#### PROVIDED DATA

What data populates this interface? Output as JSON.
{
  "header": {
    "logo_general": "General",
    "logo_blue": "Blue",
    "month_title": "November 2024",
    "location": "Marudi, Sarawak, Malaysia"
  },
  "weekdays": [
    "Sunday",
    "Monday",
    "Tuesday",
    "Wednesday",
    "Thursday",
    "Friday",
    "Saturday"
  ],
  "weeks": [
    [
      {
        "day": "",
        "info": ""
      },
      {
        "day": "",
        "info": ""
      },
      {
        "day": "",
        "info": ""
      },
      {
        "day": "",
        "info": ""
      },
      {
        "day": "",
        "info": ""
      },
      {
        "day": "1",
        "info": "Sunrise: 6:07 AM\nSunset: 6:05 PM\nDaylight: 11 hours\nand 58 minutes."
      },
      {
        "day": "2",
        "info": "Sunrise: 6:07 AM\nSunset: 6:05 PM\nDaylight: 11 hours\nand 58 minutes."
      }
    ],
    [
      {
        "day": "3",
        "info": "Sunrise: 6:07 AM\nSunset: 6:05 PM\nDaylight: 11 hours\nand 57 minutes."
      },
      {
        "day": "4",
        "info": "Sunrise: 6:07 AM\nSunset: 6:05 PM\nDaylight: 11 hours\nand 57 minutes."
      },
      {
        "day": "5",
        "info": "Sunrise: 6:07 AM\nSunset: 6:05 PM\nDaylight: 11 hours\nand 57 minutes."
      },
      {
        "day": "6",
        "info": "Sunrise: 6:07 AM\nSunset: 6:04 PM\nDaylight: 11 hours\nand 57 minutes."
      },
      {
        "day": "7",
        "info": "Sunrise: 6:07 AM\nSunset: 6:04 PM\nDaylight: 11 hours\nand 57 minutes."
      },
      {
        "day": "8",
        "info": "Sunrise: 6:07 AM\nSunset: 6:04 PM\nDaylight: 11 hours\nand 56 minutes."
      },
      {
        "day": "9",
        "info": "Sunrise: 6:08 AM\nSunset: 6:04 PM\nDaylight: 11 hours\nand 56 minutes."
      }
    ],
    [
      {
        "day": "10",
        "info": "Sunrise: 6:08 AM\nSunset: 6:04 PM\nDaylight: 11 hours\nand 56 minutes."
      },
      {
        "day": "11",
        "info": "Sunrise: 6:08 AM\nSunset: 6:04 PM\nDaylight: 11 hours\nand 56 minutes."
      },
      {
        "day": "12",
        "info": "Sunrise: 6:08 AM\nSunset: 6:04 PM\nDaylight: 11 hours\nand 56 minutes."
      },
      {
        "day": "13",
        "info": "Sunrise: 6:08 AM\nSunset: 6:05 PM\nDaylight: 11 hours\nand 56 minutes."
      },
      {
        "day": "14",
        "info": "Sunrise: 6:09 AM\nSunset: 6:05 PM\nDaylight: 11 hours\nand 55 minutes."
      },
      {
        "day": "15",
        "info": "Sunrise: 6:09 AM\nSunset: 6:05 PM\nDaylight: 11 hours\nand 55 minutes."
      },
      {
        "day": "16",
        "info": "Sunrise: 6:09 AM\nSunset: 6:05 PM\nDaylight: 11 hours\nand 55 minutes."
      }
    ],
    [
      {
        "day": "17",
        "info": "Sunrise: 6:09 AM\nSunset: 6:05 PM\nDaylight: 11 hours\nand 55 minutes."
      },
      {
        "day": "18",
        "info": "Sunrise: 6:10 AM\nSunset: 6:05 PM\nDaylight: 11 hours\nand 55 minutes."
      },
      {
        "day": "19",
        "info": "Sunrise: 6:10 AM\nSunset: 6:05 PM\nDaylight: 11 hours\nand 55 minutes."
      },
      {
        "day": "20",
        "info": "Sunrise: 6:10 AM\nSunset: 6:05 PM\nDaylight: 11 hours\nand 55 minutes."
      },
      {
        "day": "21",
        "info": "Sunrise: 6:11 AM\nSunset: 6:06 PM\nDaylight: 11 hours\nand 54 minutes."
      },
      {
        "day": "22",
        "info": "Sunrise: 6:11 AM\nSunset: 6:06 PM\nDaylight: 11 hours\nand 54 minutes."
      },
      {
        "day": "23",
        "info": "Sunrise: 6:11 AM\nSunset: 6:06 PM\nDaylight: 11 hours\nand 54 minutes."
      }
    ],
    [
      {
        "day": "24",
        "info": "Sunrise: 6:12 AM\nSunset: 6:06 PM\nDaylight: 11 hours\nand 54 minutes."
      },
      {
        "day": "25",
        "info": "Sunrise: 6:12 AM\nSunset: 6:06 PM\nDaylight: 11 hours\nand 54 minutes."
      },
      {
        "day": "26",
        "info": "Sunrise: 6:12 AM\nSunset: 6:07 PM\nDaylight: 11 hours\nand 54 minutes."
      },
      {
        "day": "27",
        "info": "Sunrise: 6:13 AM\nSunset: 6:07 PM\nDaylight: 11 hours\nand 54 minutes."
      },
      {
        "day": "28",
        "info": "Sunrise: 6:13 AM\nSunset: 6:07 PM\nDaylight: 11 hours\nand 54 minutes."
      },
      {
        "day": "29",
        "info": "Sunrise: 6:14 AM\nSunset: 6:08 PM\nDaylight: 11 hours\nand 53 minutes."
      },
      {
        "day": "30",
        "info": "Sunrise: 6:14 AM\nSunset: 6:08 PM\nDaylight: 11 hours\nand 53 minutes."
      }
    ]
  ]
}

########

## PROBLEM
The listing above must be transcribed exactly, line by line.

## RESPONSE FOR THIS EXERCISE
What data populates this interface? Output as JSON.
{
  "header": {
    "logo_general": "General",
    "logo_blue": "Blue",
    "month_title": "November 2024",
    "location": "Marudi, Sarawak, Malaysia"
  },
  "weekdays": [
    "Sunday",
    "Monday",
    "Tuesday",
    "Wednesday",
    "Thursday",
    "Friday",
    "Saturday"
  ],
  "weeks": [
    [
      {
        "day": "",
        "info": ""
      },
      {
        "day": "",
        "info": ""
      },
      {
        "day": "",
        "info": ""
      },
      {
        "day": "",
        "info": ""
      },
      {
        "day": "",
        "info": ""
      },
      {
        "day": "1",
        "info": "Sunrise: 6:07 AM\nSunset: 6:05 PM\nDaylight: 11 hours\nand 58 minutes."
      },
      {
        "day": "2",
        "info": "Sunrise: 6:07 AM\nSunset: 6:05 PM\nDaylight: 11 hours\nand 58 minutes."
      }
    ],
    [
      {
        "day": "3",
        "info": "Sunrise: 6:07 AM\nSunset: 6:05 PM\nDaylight: 11 hours\nand 57 minutes."
      },
      {
        "day": "4",
        "info": "Sunrise: 6:07 AM\nSunset: 6:05 PM\nDaylight: 11 hours\nand 57 minutes."
      },
      {
        "day": "5",
        "info": "Sunrise: 6:07 AM\nSunset: 6:05 PM\nDaylight: 11 hours\nand 57 minutes."
      },
      {
        "day": "6",
        "info": "Sunrise: 6:07 AM\nSunset: 6:04 PM\nDaylight: 11 hours\nand 57 minutes."
      },
      {
        "day": "7",
        "info": "Sunrise: 6:07 AM\nSunset: 6:04 PM\nDaylight: 11 hours\nand 57 minutes."
      },
      {
        "day": "8",
        "info": "Sunrise: 6:07 AM\nSunset: 6:04 PM\nDaylight: 11 hours\nand 56 minutes."
      },
      {
        "day": "9",
        "info": "Sunrise: 6:08 AM\nSunset: 6:04 PM\nDaylight: 11 hours\nand 56 minutes."
      }
    ],
    [
      {
        "day": "10",
        "info": "Sunrise: 6:08 AM\nSunset: 6:04 PM\nDaylight: 11 hours\nand 56 minutes."
      },
      {
        "day": "11",
        "info": "Sunrise: 6:08 AM\nSunset: 6:04 PM\nDaylight: 11 hours\nand 56 minutes."
      },
      {
        "day": "12",
        "info": "Sunrise: 6:08 AM\nSunset: 6:04 PM\nDaylight: 11 hours\nand 56 minutes."
      },
      {
        "day": "13",
        "info": "Sunrise: 6:08 AM\nSunset: 6:05 PM\nDaylight: 11 hours\nand 56 minutes."
      },
      {
        "day": "14",
        "info": "Sunrise: 6:09 AM\nSunset: 6:05 PM\nDaylight: 11 hours\nand 55 minutes."
      },
      {
        "day": "15",
        "info": "Sunrise: 6:09 AM\nSunset: 6:05 PM\nDaylight: 11 hours\nand 55 minutes."
      },
      {
        "day": "16",
        "info": "Sunrise: 6:09 AM\nSunset: 6:05 PM\nDaylight: 11 hours\nand 55 minutes."
      }
    ],
    [
      {
        "day": "17",
        "info": "Sunrise: 6:09 AM\nSunset: 6:05 PM\nDaylight: 11 hours\nand 55 minutes."
      },
      {
        "day": "18",
        "info": "Sunrise: 6:10 AM\nSunset: 6:05 PM\nDaylight: 11 hours\nand 55 minutes."
      },
      {
        "day": "19",
        "info": "Sunrise: 6:10 AM\nSunset: 6:05 PM\nDaylight: 11 hours\nand 55 minutes."
      },
      {
        "day": "20",
        "info": "Sunrise: 6:10 AM\nSunset: 6:05 PM\nDaylight: 11 hours\nand 55 minutes."
      },
      {
        "day": "21",
        "info": "Sunrise: 6:11 AM\nSunset: 6:06 PM\nDaylight: 11 hours\nand 54 minutes."
      },
      {
        "day": "22",
        "info": "Sunrise: 6:11 AM\nSunset: 6:06 PM\nDaylight: 11 hours\nand 54 minutes."
      },
      {
        "day": "23",
        "info": "Sunrise: 6:11 AM\nSunset: 6:06 PM\nDaylight: 11 hours\nand 54 minutes."
      }
    ],
    [
      {
        "day": "24",
        "info": "Sunrise: 6:12 AM\nSunset: 6:06 PM\nDaylight: 11 hours\nand 54 minutes."
      },
      {
        "day": "25",
        "info": "Sunrise: 6:12 AM\nSunset: 6:06 PM\nDaylight: 11 hours\nand 54 minutes."
      },
      {
        "day": "26",
        "info": "Sunrise: 6:12 AM\nSunset: 6:07 PM\nDaylight: 11 hours\nand 54 minutes."
      },
      {
        "day": "27",
        "info": "Sunrise: 6:13 AM\nSunset: 6:07 PM\nDaylight: 11 hours\nand 54 minutes."
      },
      {
        "day": "28",
        "info": "Sunrise: 6:13 AM\nSunset: 6:07 PM\nDaylight: 11 hours\nand 54 minutes."
      },
      {
        "day": "29",
        "info": "Sunrise: 6:14 AM\nSunset: 6:08 PM\nDaylight: 11 hours\nand 53 minutes."
      },
      {
        "day": "30",
        "info": "Sunrise: 6:14 AM\nSunset: 6:08 PM\nDaylight: 11 hours\nand 53 minutes."
      }
    ]
  ]
}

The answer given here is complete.